--- Start of DATASET ENTRIES ---
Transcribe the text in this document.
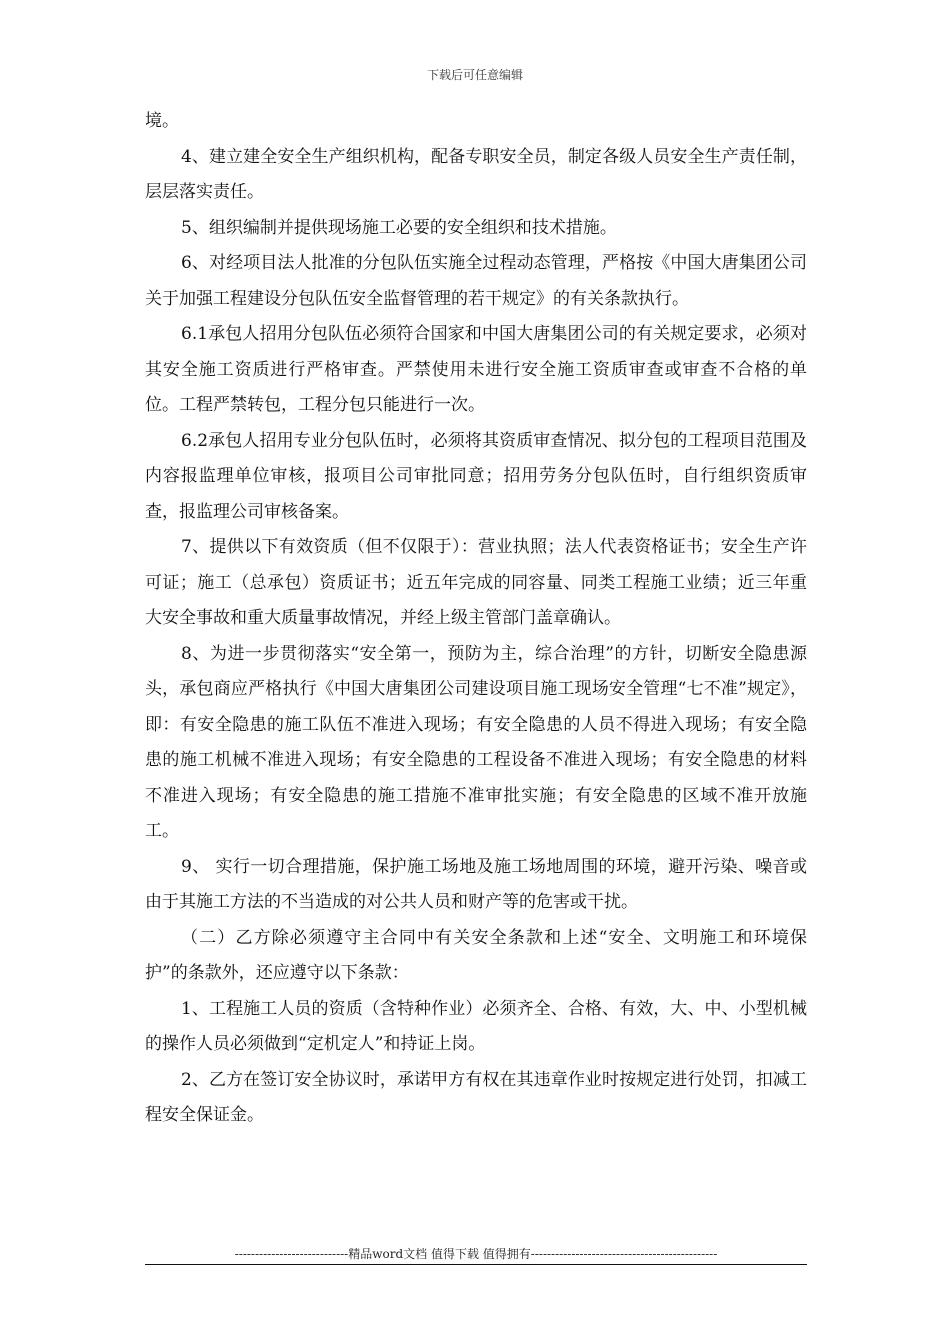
下载后可任意编辑

境。

4、建立建全安全生产组织机构，配备专职安全员，制定各级人员安全生产责任制，层层落实责任。

5、组织编制并提供现场施工必要的安全组织和技术措施。

6、对经项目法人批准的分包队伍实施全过程动态管理，严格按《中国大唐集团公司关于加强工程建设分包队伍安全监督管理的若干规定》的有关条款执行。

6.1承包人招用分包队伍必须符合国家和中国大唐集团公司的有关规定要求，必须对其安全施工资质进行严格审查。严禁使用未进行安全施工资质审查或审查不合格的单位。工程严禁转包，工程分包只能进行一次。

6.2承包人招用专业分包队伍时，必须将其资质审查情况、拟分包的工程项目范围及内容报监理单位审核，报项目公司审批同意；招用劳务分包队伍时，自行组织资质审查，报监理公司审核备案。

7、提供以下有效资质（但不仅限于）：营业执照；法人代表资格证书；安全生产许可证；施工（总承包）资质证书；近五年完成的同容量、同类工程施工业绩；近三年重大安全事故和重大质量事故情况，并经上级主管部门盖章确认。

8、为进一步贯彻落实“安全第一，预防为主，综合治理”的方针，切断安全隐患源头，承包商应严格执行《中国大唐集团公司建设项目施工现场安全管理“七不准”规定》，即：有安全隐患的施工队伍不准进入现场；有安全隐患的人员不得进入现场；有安全隐患的施工机械不准进入现场；有安全隐患的工程设备不准进入现场；有安全隐患的材料不准进入现场；有安全隐患的施工措施不准审批实施；有安全隐患的区域不准开放施工。

9、 实行一切合理措施，保护施工场地及施工场地周围的环境，避开污染、噪音或由于其施工方法的不当造成的对公共人员和财产等的危害或干扰。

（二）乙方除必须遵守主合同中有关安全条款和上述“安全、文明施工和环境保护”的条款外，还应遵守以下条款：

1、工程施工人员的资质（含特种作业）必须齐全、合格、有效，大、中、小型机械的操作人员必须做到“定机定人”和持证上岗。

2、乙方在签订安全协议时，承诺甲方有权在其违章作业时按规定进行处罚，扣减工程安全保证金。

----------------------------精品word文档 值得下载 值得拥有----------------------------------------------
--- End of DATASET ENTRIES ---
WORK INSTRUCTIONS: Any pictures should be dropped; transcribe the rest of the records above exactly.

SOLUTION:
Transcribe the text in this document.
下载后可任意编辑

境。

4、建立建全安全生产组织机构，配备专职安全员，制定各级人员安全生产责任制，层层落实责任。

5、组织编制并提供现场施工必要的安全组织和技术措施。

6、对经项目法人批准的分包队伍实施全过程动态管理，严格按《中国大唐集团公司关于加强工程建设分包队伍安全监督管理的若干规定》的有关条款执行。

6.1承包人招用分包队伍必须符合国家和中国大唐集团公司的有关规定要求，必须对其安全施工资质进行严格审查。严禁使用未进行安全施工资质审查或审查不合格的单位。工程严禁转包，工程分包只能进行一次。

6.2承包人招用专业分包队伍时，必须将其资质审查情况、拟分包的工程项目范围及内容报监理单位审核，报项目公司审批同意；招用劳务分包队伍时，自行组织资质审查，报监理公司审核备案。

7、提供以下有效资质（但不仅限于）：营业执照；法人代表资格证书；安全生产许可证；施工（总承包）资质证书；近五年完成的同容量、同类工程施工业绩；近三年重大安全事故和重大质量事故情况，并经上级主管部门盖章确认。

8、为进一步贯彻落实“安全第一，预防为主，综合治理”的方针，切断安全隐患源头，承包商应严格执行《中国大唐集团公司建设项目施工现场安全管理“七不准”规定》，即：有安全隐患的施工队伍不准进入现场；有安全隐患的人员不得进入现场；有安全隐患的施工机械不准进入现场；有安全隐患的工程设备不准进入现场；有安全隐患的材料不准进入现场；有安全隐患的施工措施不准审批实施；有安全隐患的区域不准开放施工。

9、 实行一切合理措施，保护施工场地及施工场地周围的环境，避开污染、噪音或由于其施工方法的不当造成的对公共人员和财产等的危害或干扰。

（二）乙方除必须遵守主合同中有关安全条款和上述“安全、文明施工和环境保护”的条款外，还应遵守以下条款：

1、工程施工人员的资质（含特种作业）必须齐全、合格、有效，大、中、小型机械的操作人员必须做到“定机定人”和持证上岗。

2、乙方在签订安全协议时，承诺甲方有权在其违章作业时按规定进行处罚，扣减工程安全保证金。

----------------------------精品word文档 值得下载 值得拥有----------------------------------------------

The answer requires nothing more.